### WHAT THE TASK ASKS
Quote the material exactly from the line that contains "Convert this screenshot" through its last line. Any pictures are to be left out.

>> start TASK INPUTS

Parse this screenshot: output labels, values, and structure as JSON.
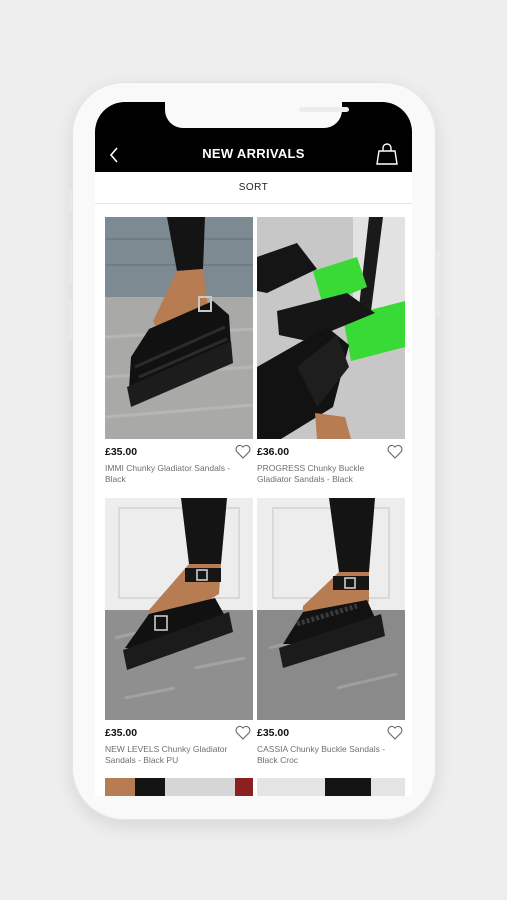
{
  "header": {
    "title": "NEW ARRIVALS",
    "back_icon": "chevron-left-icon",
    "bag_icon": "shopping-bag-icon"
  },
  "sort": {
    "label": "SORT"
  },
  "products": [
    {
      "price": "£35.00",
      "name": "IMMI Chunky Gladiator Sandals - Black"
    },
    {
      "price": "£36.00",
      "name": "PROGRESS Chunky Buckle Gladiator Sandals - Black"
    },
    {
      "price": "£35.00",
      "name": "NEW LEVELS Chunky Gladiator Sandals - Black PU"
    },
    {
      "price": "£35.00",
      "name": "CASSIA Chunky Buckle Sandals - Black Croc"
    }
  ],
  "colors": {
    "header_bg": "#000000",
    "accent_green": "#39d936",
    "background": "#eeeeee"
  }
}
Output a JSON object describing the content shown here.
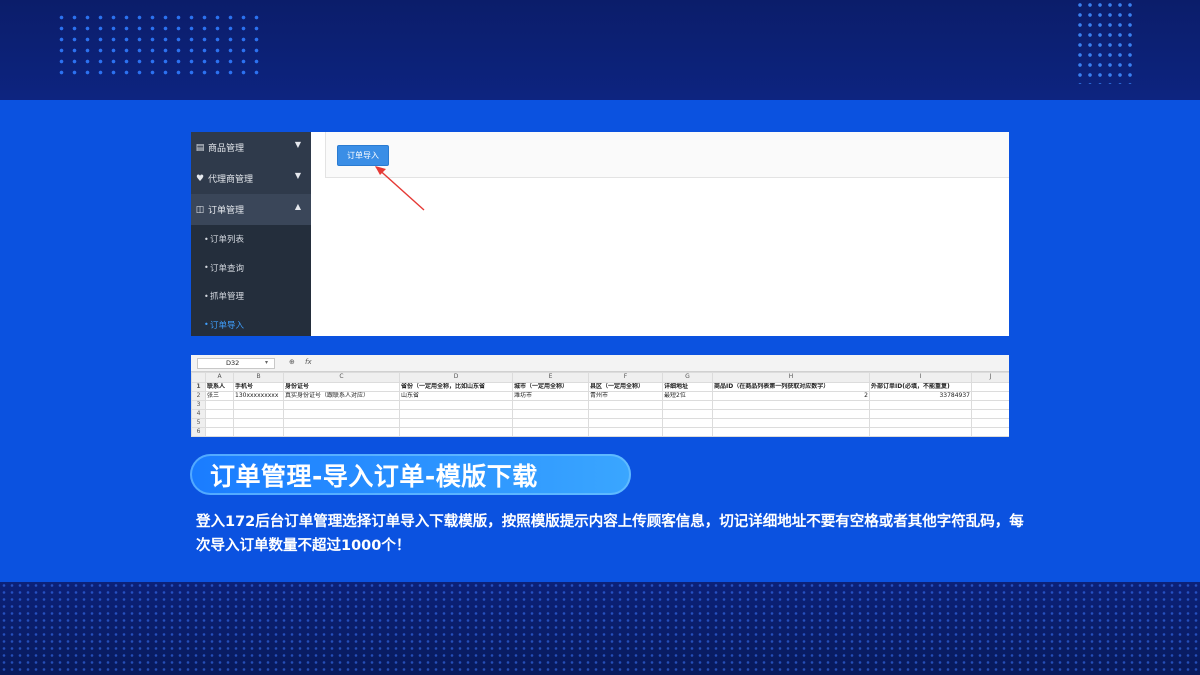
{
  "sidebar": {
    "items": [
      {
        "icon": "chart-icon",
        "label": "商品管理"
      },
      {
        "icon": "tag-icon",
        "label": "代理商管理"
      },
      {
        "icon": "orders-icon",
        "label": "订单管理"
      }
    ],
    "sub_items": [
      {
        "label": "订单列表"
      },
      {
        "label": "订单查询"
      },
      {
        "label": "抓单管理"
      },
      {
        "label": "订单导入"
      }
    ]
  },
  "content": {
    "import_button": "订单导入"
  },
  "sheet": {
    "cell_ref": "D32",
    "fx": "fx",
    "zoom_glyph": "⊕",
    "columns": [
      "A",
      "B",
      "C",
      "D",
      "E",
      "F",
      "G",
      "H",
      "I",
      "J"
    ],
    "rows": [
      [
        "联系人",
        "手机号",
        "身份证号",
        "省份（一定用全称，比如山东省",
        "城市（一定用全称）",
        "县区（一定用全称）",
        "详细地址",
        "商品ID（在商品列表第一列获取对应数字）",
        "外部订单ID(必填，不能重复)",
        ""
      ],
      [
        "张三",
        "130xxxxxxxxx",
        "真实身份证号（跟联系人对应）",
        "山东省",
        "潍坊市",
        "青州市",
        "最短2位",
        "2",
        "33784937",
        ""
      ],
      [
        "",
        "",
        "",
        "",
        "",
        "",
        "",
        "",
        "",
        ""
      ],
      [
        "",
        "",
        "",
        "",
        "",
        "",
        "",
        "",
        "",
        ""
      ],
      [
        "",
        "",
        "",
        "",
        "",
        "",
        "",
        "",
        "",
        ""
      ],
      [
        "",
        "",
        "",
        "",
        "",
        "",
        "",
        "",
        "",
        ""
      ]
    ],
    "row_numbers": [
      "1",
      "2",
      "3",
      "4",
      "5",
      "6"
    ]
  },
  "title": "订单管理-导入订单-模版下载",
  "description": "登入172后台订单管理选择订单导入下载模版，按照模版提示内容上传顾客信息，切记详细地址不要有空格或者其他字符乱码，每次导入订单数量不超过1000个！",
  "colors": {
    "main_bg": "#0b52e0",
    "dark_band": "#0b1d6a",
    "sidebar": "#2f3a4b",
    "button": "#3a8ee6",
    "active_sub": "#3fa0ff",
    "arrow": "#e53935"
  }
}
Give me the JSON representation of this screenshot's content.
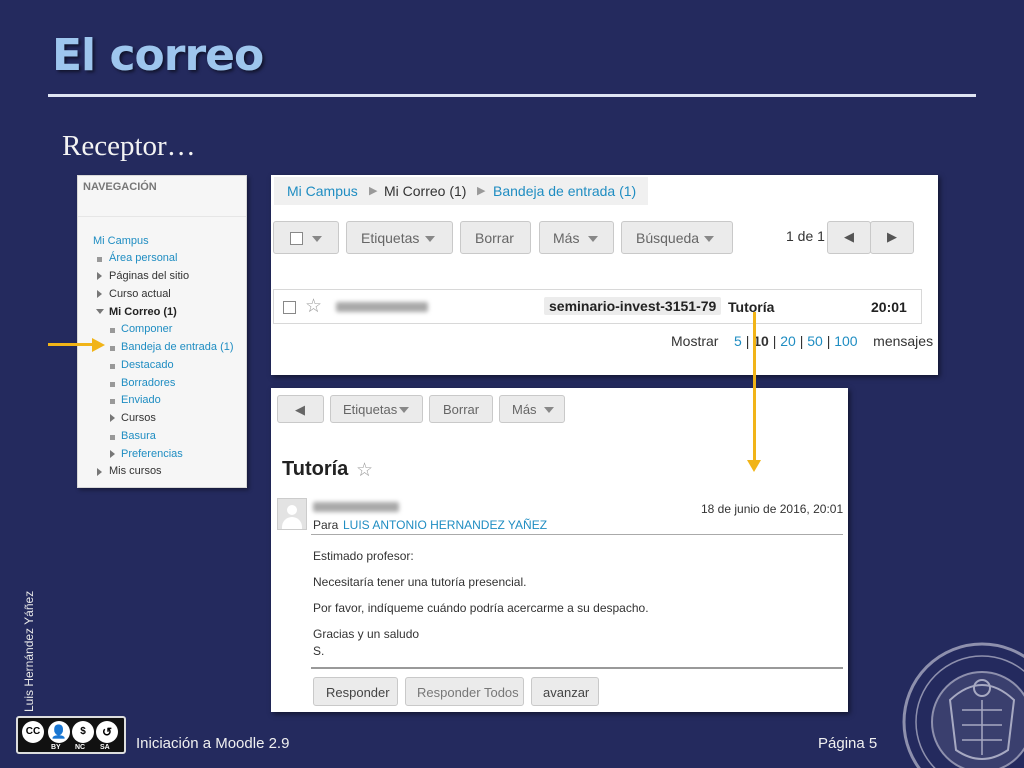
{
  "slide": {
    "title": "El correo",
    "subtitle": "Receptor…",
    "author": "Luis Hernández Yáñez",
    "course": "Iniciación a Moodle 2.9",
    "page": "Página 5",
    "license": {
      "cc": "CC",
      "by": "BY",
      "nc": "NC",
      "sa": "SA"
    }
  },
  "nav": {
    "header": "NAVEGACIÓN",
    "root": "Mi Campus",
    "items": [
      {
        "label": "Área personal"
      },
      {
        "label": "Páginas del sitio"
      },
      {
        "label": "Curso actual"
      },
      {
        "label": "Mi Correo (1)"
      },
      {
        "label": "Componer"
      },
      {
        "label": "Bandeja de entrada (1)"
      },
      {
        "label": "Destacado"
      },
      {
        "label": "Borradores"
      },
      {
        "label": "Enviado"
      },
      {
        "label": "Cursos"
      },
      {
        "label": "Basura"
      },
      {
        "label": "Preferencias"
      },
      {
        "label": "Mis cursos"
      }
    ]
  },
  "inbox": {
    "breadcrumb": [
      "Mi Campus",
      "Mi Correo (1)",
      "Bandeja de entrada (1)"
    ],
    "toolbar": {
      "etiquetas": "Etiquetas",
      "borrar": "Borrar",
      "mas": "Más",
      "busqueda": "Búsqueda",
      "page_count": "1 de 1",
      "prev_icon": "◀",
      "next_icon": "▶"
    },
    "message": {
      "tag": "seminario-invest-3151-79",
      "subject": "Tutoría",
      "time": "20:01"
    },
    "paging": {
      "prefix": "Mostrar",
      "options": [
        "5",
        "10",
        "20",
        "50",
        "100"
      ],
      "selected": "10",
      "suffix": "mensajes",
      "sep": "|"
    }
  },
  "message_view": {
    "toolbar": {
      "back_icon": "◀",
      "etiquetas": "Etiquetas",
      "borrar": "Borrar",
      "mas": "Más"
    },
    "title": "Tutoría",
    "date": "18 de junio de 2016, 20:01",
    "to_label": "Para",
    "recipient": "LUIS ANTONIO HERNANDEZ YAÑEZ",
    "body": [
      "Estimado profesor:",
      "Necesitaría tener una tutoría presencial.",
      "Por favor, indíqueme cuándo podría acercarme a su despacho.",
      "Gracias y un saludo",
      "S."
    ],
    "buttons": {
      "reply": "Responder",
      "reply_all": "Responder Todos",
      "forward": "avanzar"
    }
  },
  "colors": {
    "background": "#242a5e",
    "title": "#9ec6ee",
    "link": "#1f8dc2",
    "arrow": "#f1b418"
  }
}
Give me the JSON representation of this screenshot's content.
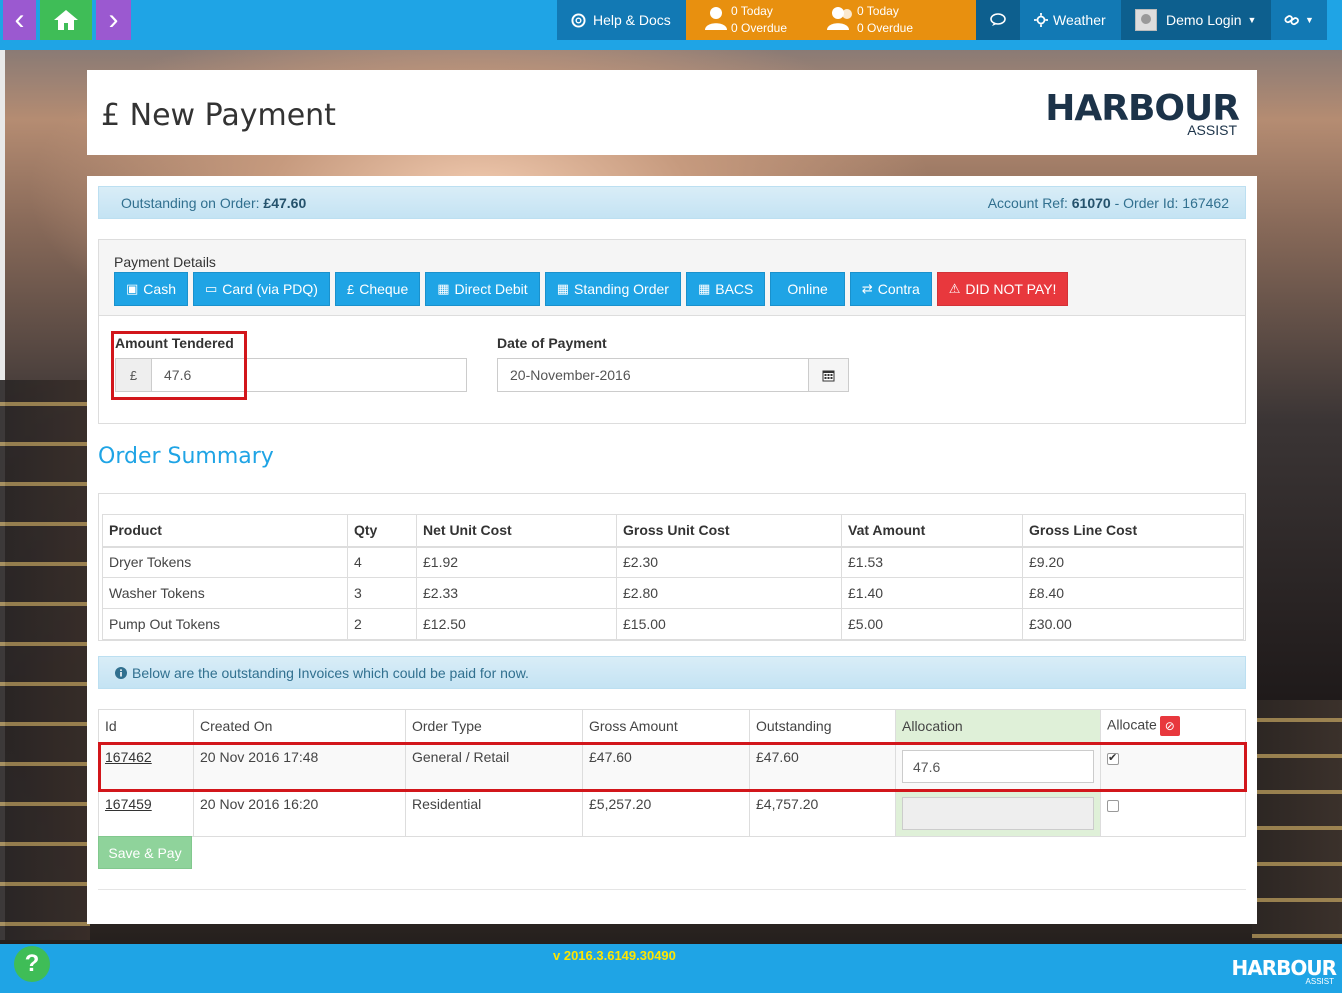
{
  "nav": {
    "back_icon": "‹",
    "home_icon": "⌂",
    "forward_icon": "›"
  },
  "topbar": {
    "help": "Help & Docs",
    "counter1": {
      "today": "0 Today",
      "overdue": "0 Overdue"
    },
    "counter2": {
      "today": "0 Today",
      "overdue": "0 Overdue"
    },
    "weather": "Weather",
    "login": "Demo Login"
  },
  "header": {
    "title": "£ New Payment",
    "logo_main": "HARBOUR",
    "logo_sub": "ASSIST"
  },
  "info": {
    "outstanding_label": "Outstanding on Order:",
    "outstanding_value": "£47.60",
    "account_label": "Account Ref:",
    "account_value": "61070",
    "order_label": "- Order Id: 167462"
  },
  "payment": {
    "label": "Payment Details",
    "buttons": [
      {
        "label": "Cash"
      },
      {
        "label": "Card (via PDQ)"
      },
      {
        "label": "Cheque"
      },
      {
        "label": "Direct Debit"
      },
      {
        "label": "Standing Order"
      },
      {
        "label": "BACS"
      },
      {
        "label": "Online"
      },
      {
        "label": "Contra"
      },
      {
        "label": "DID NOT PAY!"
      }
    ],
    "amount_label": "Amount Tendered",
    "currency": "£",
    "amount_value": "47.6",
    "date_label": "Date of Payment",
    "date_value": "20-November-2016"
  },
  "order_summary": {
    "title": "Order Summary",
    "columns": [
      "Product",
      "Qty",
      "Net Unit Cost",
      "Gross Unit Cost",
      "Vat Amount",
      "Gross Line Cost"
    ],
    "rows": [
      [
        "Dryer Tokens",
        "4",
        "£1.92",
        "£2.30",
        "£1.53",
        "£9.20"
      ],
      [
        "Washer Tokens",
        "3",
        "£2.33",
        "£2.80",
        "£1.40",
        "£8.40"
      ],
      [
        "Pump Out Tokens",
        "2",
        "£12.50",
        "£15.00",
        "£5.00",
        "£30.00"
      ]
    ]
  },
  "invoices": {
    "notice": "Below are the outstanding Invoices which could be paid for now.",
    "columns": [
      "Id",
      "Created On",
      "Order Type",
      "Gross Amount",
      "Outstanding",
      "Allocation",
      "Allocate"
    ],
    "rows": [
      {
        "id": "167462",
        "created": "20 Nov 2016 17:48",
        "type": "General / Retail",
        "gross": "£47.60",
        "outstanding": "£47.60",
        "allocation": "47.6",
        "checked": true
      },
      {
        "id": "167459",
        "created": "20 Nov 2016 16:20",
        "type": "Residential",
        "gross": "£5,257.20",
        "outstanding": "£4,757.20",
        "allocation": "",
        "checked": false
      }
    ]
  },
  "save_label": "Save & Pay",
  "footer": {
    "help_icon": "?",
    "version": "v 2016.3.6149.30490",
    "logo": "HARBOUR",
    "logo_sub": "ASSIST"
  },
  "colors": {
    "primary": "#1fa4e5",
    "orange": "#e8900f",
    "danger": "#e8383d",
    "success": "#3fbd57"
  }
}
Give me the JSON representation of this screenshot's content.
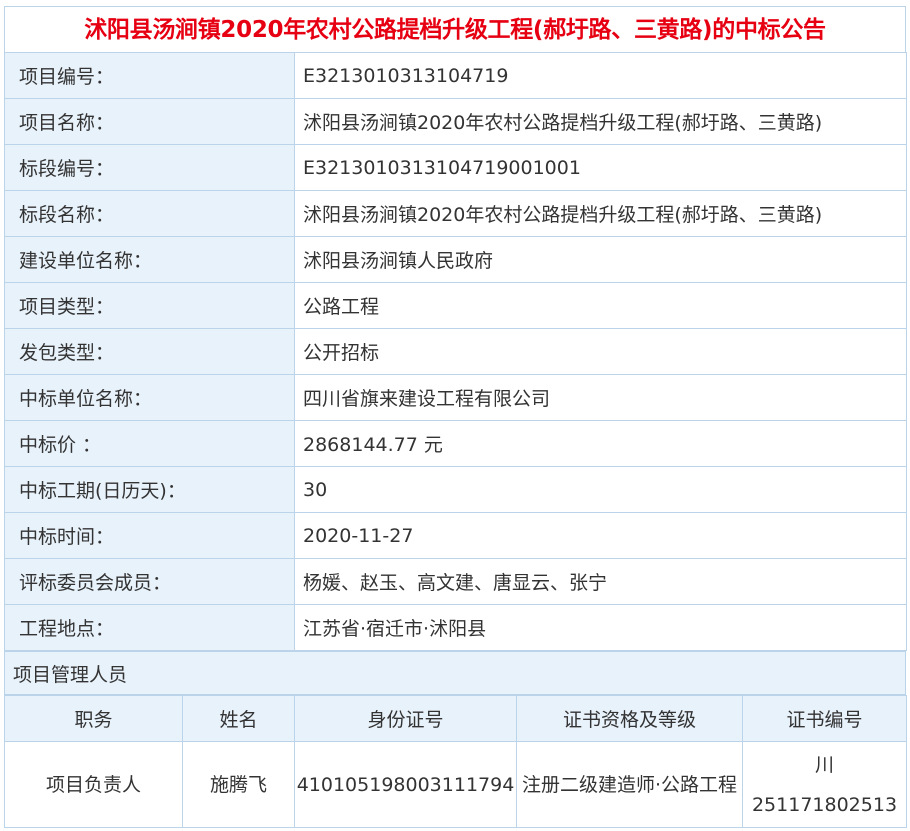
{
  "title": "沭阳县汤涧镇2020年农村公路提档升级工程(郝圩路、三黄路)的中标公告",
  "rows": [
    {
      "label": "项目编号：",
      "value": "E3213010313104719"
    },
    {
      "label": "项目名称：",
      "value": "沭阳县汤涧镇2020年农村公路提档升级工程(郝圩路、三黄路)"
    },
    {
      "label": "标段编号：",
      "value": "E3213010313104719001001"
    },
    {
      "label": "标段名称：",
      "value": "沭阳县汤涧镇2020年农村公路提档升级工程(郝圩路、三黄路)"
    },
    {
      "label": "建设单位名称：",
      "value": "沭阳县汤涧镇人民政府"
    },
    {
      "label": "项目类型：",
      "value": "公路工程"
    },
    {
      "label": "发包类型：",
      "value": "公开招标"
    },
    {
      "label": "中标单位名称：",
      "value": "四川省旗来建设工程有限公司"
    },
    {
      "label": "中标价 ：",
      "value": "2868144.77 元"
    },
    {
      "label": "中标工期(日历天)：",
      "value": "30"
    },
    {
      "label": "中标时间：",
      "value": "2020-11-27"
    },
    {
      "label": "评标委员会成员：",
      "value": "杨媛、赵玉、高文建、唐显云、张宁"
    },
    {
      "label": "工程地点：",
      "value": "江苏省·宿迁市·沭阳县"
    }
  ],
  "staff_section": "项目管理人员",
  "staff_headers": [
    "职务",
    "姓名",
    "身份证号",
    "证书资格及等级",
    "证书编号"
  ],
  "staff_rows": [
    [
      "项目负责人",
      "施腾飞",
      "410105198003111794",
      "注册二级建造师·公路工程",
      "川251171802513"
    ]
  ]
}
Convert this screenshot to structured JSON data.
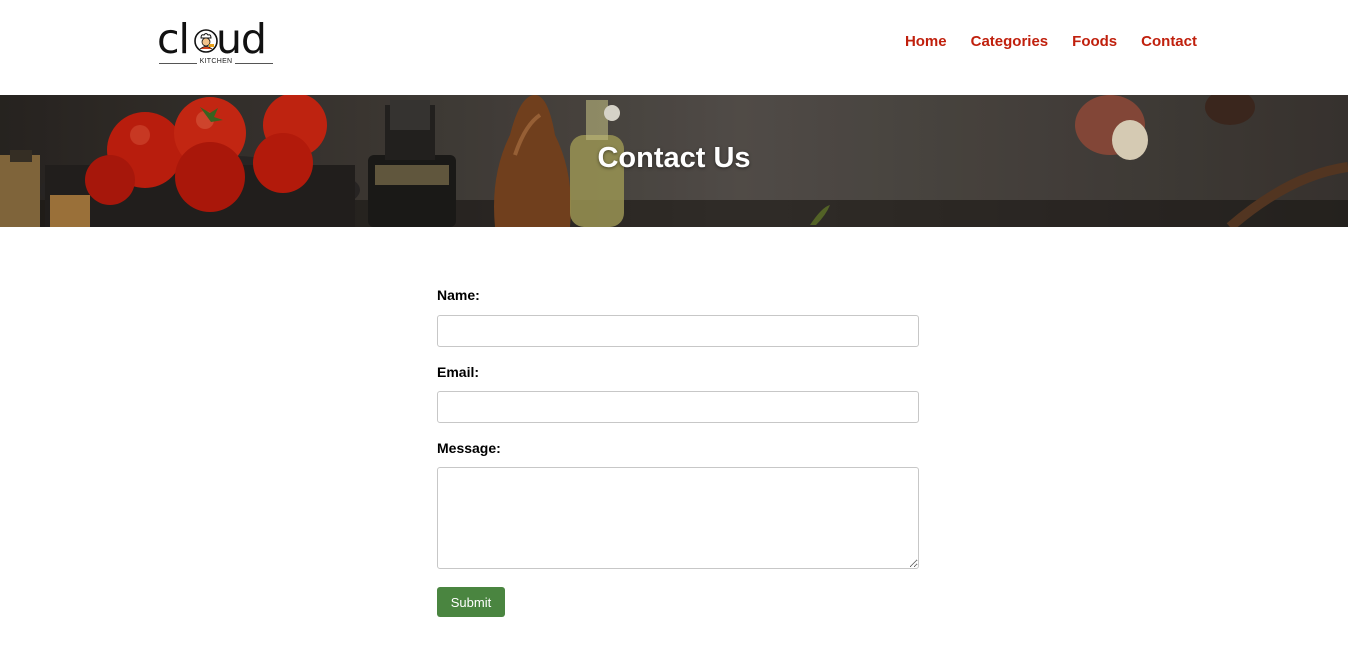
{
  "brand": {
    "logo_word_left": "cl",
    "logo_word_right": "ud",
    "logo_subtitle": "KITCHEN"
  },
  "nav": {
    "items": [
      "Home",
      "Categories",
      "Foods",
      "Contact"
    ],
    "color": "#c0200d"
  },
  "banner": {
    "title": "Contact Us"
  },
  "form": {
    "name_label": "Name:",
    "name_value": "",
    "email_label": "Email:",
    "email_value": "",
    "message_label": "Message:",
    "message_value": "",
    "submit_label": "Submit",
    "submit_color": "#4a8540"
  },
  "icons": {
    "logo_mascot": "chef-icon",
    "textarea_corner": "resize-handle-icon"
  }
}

>> end TASK INPUTS

### RESULT BELOW
Convert this screenshot to structured JSON data.
{
  "brand": {
    "logo_word_left": "cl",
    "logo_word_right": "ud",
    "logo_subtitle": "KITCHEN"
  },
  "nav": {
    "items": [
      "Home",
      "Categories",
      "Foods",
      "Contact"
    ],
    "color": "#c0200d"
  },
  "banner": {
    "title": "Contact Us"
  },
  "form": {
    "name_label": "Name:",
    "name_value": "",
    "email_label": "Email:",
    "email_value": "",
    "message_label": "Message:",
    "message_value": "",
    "submit_label": "Submit",
    "submit_color": "#4a8540"
  },
  "icons": {
    "logo_mascot": "chef-icon",
    "textarea_corner": "resize-handle-icon"
  }
}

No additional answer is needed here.